THE TASK: Check each line of the listing below for the string "GOLD", and copy the ones that have it.

-- START OF RECORD EXTRACTS --

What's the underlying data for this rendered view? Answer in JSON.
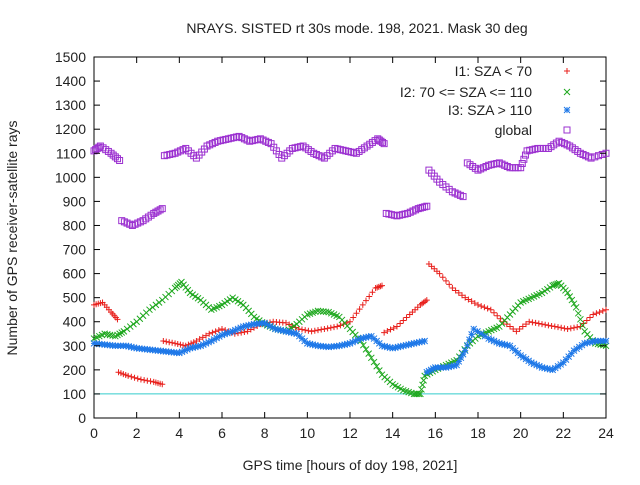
{
  "chart_data": {
    "type": "scatter",
    "title": "NRAYS. SISTED rt 30s mode. 198, 2021. Mask 30 deg",
    "xlabel": "GPS time [hours of doy 198, 2021]",
    "ylabel": "Number of GPS receiver-satellite rays",
    "xlim": [
      0,
      24
    ],
    "ylim": [
      0,
      1500
    ],
    "xticks": [
      0,
      2,
      4,
      6,
      8,
      10,
      12,
      14,
      16,
      18,
      20,
      22,
      24
    ],
    "yticks": [
      0,
      100,
      200,
      300,
      400,
      500,
      600,
      700,
      800,
      900,
      1000,
      1100,
      1200,
      1300,
      1400,
      1500
    ],
    "grid": false,
    "legend_position": "top-right",
    "reference_line": {
      "y": 100,
      "color": "#33cccc"
    },
    "series": [
      {
        "name": "I1: SZA < 70",
        "marker": "+",
        "color": "#e8201c",
        "points": [
          [
            0,
            470
          ],
          [
            0.4,
            480
          ],
          [
            0.8,
            440
          ],
          [
            1.1,
            410
          ],
          [
            1.15,
            190
          ],
          [
            1.6,
            175
          ],
          [
            2.2,
            160
          ],
          [
            2.8,
            150
          ],
          [
            3.2,
            140
          ],
          [
            3.25,
            320
          ],
          [
            3.8,
            310
          ],
          [
            4.3,
            300
          ],
          [
            4.8,
            320
          ],
          [
            5.4,
            350
          ],
          [
            6.0,
            370
          ],
          [
            6.6,
            350
          ],
          [
            7.2,
            360
          ],
          [
            7.8,
            390
          ],
          [
            8.4,
            400
          ],
          [
            9.0,
            395
          ],
          [
            9.6,
            370
          ],
          [
            10.2,
            360
          ],
          [
            10.8,
            370
          ],
          [
            11.4,
            380
          ],
          [
            12.0,
            400
          ],
          [
            12.6,
            470
          ],
          [
            13.2,
            540
          ],
          [
            13.5,
            550
          ],
          [
            13.6,
            355
          ],
          [
            14.2,
            380
          ],
          [
            14.8,
            430
          ],
          [
            15.3,
            470
          ],
          [
            15.6,
            490
          ],
          [
            15.7,
            640
          ],
          [
            16.2,
            600
          ],
          [
            16.8,
            540
          ],
          [
            17.4,
            500
          ],
          [
            18.0,
            470
          ],
          [
            18.6,
            450
          ],
          [
            19.2,
            400
          ],
          [
            19.8,
            360
          ],
          [
            20.4,
            400
          ],
          [
            21.0,
            390
          ],
          [
            21.6,
            380
          ],
          [
            22.2,
            370
          ],
          [
            22.8,
            380
          ],
          [
            23.4,
            430
          ],
          [
            24,
            450
          ]
        ]
      },
      {
        "name": "I2: 70 <= SZA <= 110",
        "marker": "x",
        "color": "#1ea81e",
        "points": [
          [
            0,
            330
          ],
          [
            0.5,
            350
          ],
          [
            1.0,
            340
          ],
          [
            1.4,
            360
          ],
          [
            2.0,
            400
          ],
          [
            2.6,
            450
          ],
          [
            3.2,
            490
          ],
          [
            3.8,
            540
          ],
          [
            4.1,
            565
          ],
          [
            4.5,
            520
          ],
          [
            5.0,
            490
          ],
          [
            5.5,
            450
          ],
          [
            6.0,
            470
          ],
          [
            6.5,
            500
          ],
          [
            7.0,
            470
          ],
          [
            7.5,
            420
          ],
          [
            8.0,
            390
          ],
          [
            8.5,
            370
          ],
          [
            9.0,
            360
          ],
          [
            9.5,
            390
          ],
          [
            10.0,
            430
          ],
          [
            10.5,
            445
          ],
          [
            11.0,
            440
          ],
          [
            11.5,
            420
          ],
          [
            12.0,
            370
          ],
          [
            12.5,
            320
          ],
          [
            13.0,
            250
          ],
          [
            13.5,
            180
          ],
          [
            14.0,
            140
          ],
          [
            14.5,
            115
          ],
          [
            15.0,
            100
          ],
          [
            15.3,
            100
          ],
          [
            15.5,
            175
          ],
          [
            16.0,
            200
          ],
          [
            16.5,
            220
          ],
          [
            17.0,
            240
          ],
          [
            17.5,
            300
          ],
          [
            18.0,
            340
          ],
          [
            18.5,
            360
          ],
          [
            19.0,
            380
          ],
          [
            19.5,
            430
          ],
          [
            20.0,
            480
          ],
          [
            20.5,
            500
          ],
          [
            21.0,
            520
          ],
          [
            21.5,
            550
          ],
          [
            21.8,
            560
          ],
          [
            22.2,
            520
          ],
          [
            22.6,
            460
          ],
          [
            23.0,
            360
          ],
          [
            23.5,
            310
          ],
          [
            24,
            300
          ]
        ]
      },
      {
        "name": "I3: SZA > 110",
        "marker": "*",
        "color": "#1e78e8",
        "points": [
          [
            0,
            310
          ],
          [
            0.5,
            305
          ],
          [
            1.0,
            300
          ],
          [
            1.5,
            300
          ],
          [
            2.0,
            290
          ],
          [
            2.5,
            285
          ],
          [
            3.0,
            280
          ],
          [
            3.5,
            275
          ],
          [
            4.0,
            270
          ],
          [
            4.5,
            290
          ],
          [
            5.0,
            300
          ],
          [
            5.5,
            320
          ],
          [
            6.0,
            345
          ],
          [
            6.5,
            360
          ],
          [
            7.0,
            380
          ],
          [
            7.5,
            390
          ],
          [
            8.0,
            395
          ],
          [
            8.5,
            370
          ],
          [
            9.0,
            360
          ],
          [
            9.5,
            350
          ],
          [
            10.0,
            310
          ],
          [
            10.5,
            300
          ],
          [
            11.0,
            295
          ],
          [
            11.5,
            300
          ],
          [
            12.0,
            310
          ],
          [
            12.5,
            330
          ],
          [
            13.0,
            340
          ],
          [
            13.5,
            300
          ],
          [
            14.0,
            290
          ],
          [
            14.5,
            300
          ],
          [
            15.0,
            310
          ],
          [
            15.5,
            320
          ],
          [
            15.6,
            190
          ],
          [
            16.0,
            210
          ],
          [
            16.5,
            210
          ],
          [
            17.0,
            220
          ],
          [
            17.4,
            280
          ],
          [
            17.8,
            370
          ],
          [
            18.5,
            330
          ],
          [
            19.0,
            310
          ],
          [
            19.5,
            300
          ],
          [
            20.0,
            260
          ],
          [
            20.5,
            230
          ],
          [
            21.0,
            210
          ],
          [
            21.5,
            200
          ],
          [
            22.0,
            230
          ],
          [
            22.5,
            280
          ],
          [
            23.0,
            310
          ],
          [
            23.5,
            320
          ],
          [
            24,
            320
          ]
        ]
      },
      {
        "name": "global",
        "marker": "square",
        "color": "#9b30d0",
        "points": [
          [
            0,
            1110
          ],
          [
            0.3,
            1130
          ],
          [
            0.8,
            1100
          ],
          [
            1.2,
            1070
          ],
          [
            1.3,
            820
          ],
          [
            1.8,
            800
          ],
          [
            2.3,
            820
          ],
          [
            2.8,
            850
          ],
          [
            3.2,
            870
          ],
          [
            3.3,
            1090
          ],
          [
            3.8,
            1100
          ],
          [
            4.3,
            1120
          ],
          [
            4.8,
            1080
          ],
          [
            5.3,
            1130
          ],
          [
            5.8,
            1150
          ],
          [
            6.3,
            1160
          ],
          [
            6.8,
            1170
          ],
          [
            7.3,
            1150
          ],
          [
            7.8,
            1160
          ],
          [
            8.3,
            1140
          ],
          [
            8.8,
            1080
          ],
          [
            9.3,
            1120
          ],
          [
            9.8,
            1130
          ],
          [
            10.3,
            1100
          ],
          [
            10.8,
            1080
          ],
          [
            11.3,
            1120
          ],
          [
            11.8,
            1110
          ],
          [
            12.3,
            1100
          ],
          [
            12.8,
            1130
          ],
          [
            13.3,
            1160
          ],
          [
            13.6,
            1140
          ],
          [
            13.7,
            850
          ],
          [
            14.2,
            840
          ],
          [
            14.7,
            850
          ],
          [
            15.2,
            870
          ],
          [
            15.6,
            880
          ],
          [
            15.7,
            1030
          ],
          [
            16.2,
            980
          ],
          [
            16.8,
            940
          ],
          [
            17.3,
            920
          ],
          [
            17.5,
            1060
          ],
          [
            18.0,
            1030
          ],
          [
            18.5,
            1050
          ],
          [
            19.0,
            1060
          ],
          [
            19.5,
            1040
          ],
          [
            20.0,
            1040
          ],
          [
            20.3,
            1110
          ],
          [
            20.8,
            1120
          ],
          [
            21.3,
            1120
          ],
          [
            21.8,
            1150
          ],
          [
            22.3,
            1130
          ],
          [
            22.8,
            1100
          ],
          [
            23.3,
            1080
          ],
          [
            24,
            1100
          ]
        ]
      }
    ]
  }
}
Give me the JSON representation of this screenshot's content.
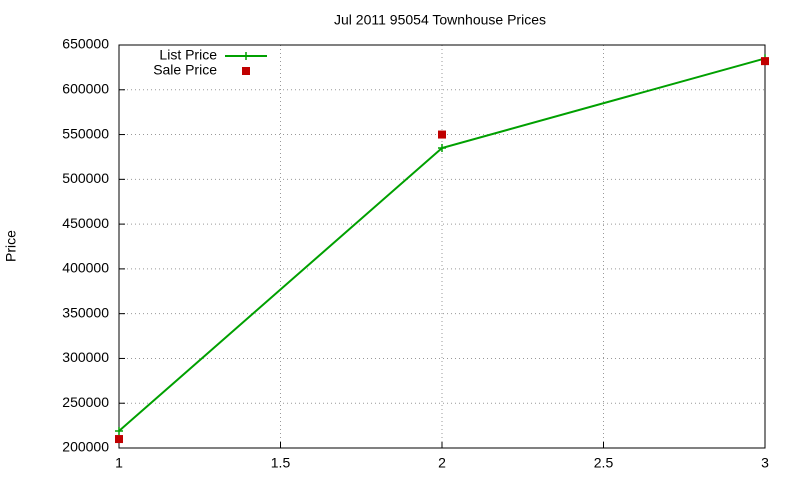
{
  "chart_data": {
    "type": "line",
    "title": "Jul 2011 95054 Townhouse Prices",
    "ylabel": "Price",
    "x": [
      1,
      2,
      3
    ],
    "series": [
      {
        "name": "List Price",
        "color": "#00a000",
        "mode": "lines+points",
        "values": [
          219000,
          535000,
          635000
        ]
      },
      {
        "name": "Sale Price",
        "color": "#c00000",
        "mode": "points",
        "values": [
          210000,
          550000,
          632000
        ]
      }
    ],
    "xlim": [
      1,
      3
    ],
    "xticks": [
      1,
      1.5,
      2,
      2.5,
      3
    ],
    "ylim": [
      200000,
      650000
    ],
    "yticks": [
      200000,
      250000,
      300000,
      350000,
      400000,
      450000,
      500000,
      550000,
      600000,
      650000
    ],
    "grid": true,
    "legend": "top-left"
  }
}
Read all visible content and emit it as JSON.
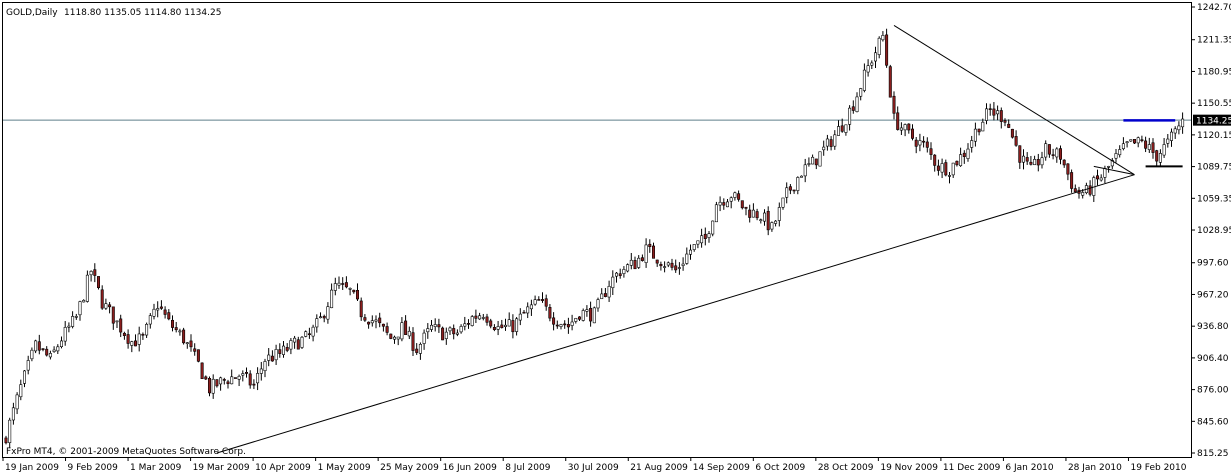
{
  "window": {
    "symbol_title": "GOLD,Daily",
    "ohlc": "1118.80 1135.05 1114.80 1134.25",
    "copyright": "FxPro MT4, © 2001-2009 MetaQuotes Software Corp."
  },
  "price_label": "1134.25",
  "colors": {
    "bull_candle": "#ffffff",
    "bear_candle": "#8b1e1e",
    "wick": "#000000",
    "grid_line": "#5f7f8a",
    "bid_line_box": "#000000",
    "trendline": "#000000",
    "marker_line": "#0000cc"
  },
  "chart_data": {
    "type": "candlestick",
    "title": "GOLD,Daily",
    "ylim": [
      815.25,
      1242.7
    ],
    "y_ticks": [
      "1242.70",
      "1211.35",
      "1180.95",
      "1150.55",
      "1120.15",
      "1089.75",
      "1059.35",
      "1028.95",
      "997.60",
      "967.20",
      "936.80",
      "906.40",
      "876.00",
      "845.60",
      "815.25"
    ],
    "x_ticks": [
      "19 Jan 2009",
      "9 Feb 2009",
      "1 Mar 2009",
      "19 Mar 2009",
      "10 Apr 2009",
      "1 May 2009",
      "25 May 2009",
      "16 Jun 2009",
      "8 Jul 2009",
      "30 Jul 2009",
      "21 Aug 2009",
      "14 Sep 2009",
      "6 Oct 2009",
      "28 Oct 2009",
      "19 Nov 2009",
      "11 Dec 2009",
      "6 Jan 2010",
      "28 Jan 2010",
      "19 Feb 2010"
    ],
    "current_price": 1134.25,
    "close_path": [
      [
        0,
        832
      ],
      [
        4,
        878
      ],
      [
        8,
        918
      ],
      [
        12,
        905
      ],
      [
        15,
        925
      ],
      [
        19,
        945
      ],
      [
        23,
        990
      ],
      [
        26,
        960
      ],
      [
        30,
        940
      ],
      [
        34,
        922
      ],
      [
        37,
        925
      ],
      [
        41,
        958
      ],
      [
        44,
        940
      ],
      [
        48,
        925
      ],
      [
        52,
        900
      ],
      [
        55,
        877
      ],
      [
        59,
        885
      ],
      [
        63,
        890
      ],
      [
        67,
        880
      ],
      [
        70,
        905
      ],
      [
        74,
        910
      ],
      [
        78,
        920
      ],
      [
        82,
        927
      ],
      [
        85,
        943
      ],
      [
        89,
        975
      ],
      [
        93,
        970
      ],
      [
        96,
        950
      ],
      [
        100,
        940
      ],
      [
        104,
        925
      ],
      [
        107,
        935
      ],
      [
        111,
        915
      ],
      [
        115,
        935
      ],
      [
        118,
        930
      ],
      [
        122,
        930
      ],
      [
        126,
        945
      ],
      [
        129,
        950
      ],
      [
        133,
        935
      ],
      [
        137,
        937
      ],
      [
        141,
        952
      ],
      [
        144,
        960
      ],
      [
        148,
        945
      ],
      [
        152,
        937
      ],
      [
        155,
        950
      ],
      [
        159,
        948
      ],
      [
        163,
        978
      ],
      [
        166,
        990
      ],
      [
        170,
        997
      ],
      [
        173,
        1010
      ],
      [
        177,
        1000
      ],
      [
        181,
        990
      ],
      [
        185,
        1010
      ],
      [
        189,
        1020
      ],
      [
        192,
        1055
      ],
      [
        196,
        1063
      ],
      [
        200,
        1048
      ],
      [
        204,
        1043
      ],
      [
        207,
        1030
      ],
      [
        211,
        1063
      ],
      [
        215,
        1085
      ],
      [
        218,
        1093
      ],
      [
        222,
        1110
      ],
      [
        226,
        1130
      ],
      [
        229,
        1150
      ],
      [
        233,
        1185
      ],
      [
        237,
        1215
      ],
      [
        240,
        1135
      ],
      [
        244,
        1120
      ],
      [
        248,
        1110
      ],
      [
        252,
        1090
      ],
      [
        255,
        1088
      ],
      [
        259,
        1103
      ],
      [
        263,
        1130
      ],
      [
        266,
        1143
      ],
      [
        270,
        1137
      ],
      [
        274,
        1100
      ],
      [
        277,
        1085
      ],
      [
        281,
        1105
      ],
      [
        285,
        1100
      ],
      [
        289,
        1065
      ],
      [
        292,
        1065
      ],
      [
        296,
        1080
      ],
      [
        300,
        1098
      ],
      [
        303,
        1110
      ],
      [
        307,
        1113
      ],
      [
        311,
        1100
      ],
      [
        314,
        1112
      ],
      [
        318,
        1134
      ]
    ],
    "trendlines": [
      {
        "points": [
          [
            57,
            815.25
          ],
          [
            305,
            1082.0
          ]
        ]
      },
      {
        "points": [
          [
            240,
            1225.0
          ],
          [
            305,
            1082.0
          ]
        ]
      },
      {
        "points": [
          [
            294,
            1090.0
          ],
          [
            305,
            1082.0
          ]
        ]
      }
    ],
    "segments": [
      {
        "points": [
          [
            302,
            1134.0
          ],
          [
            316,
            1134.0
          ]
        ]
      },
      {
        "points": [
          [
            308,
            1090.0
          ],
          [
            318,
            1090.0
          ]
        ]
      }
    ]
  }
}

-- END OF RECORD EXTRACTS --

TASK ANSWER:
    "symbol_title": "GOLD,Daily",
    "title": "GOLD,Daily",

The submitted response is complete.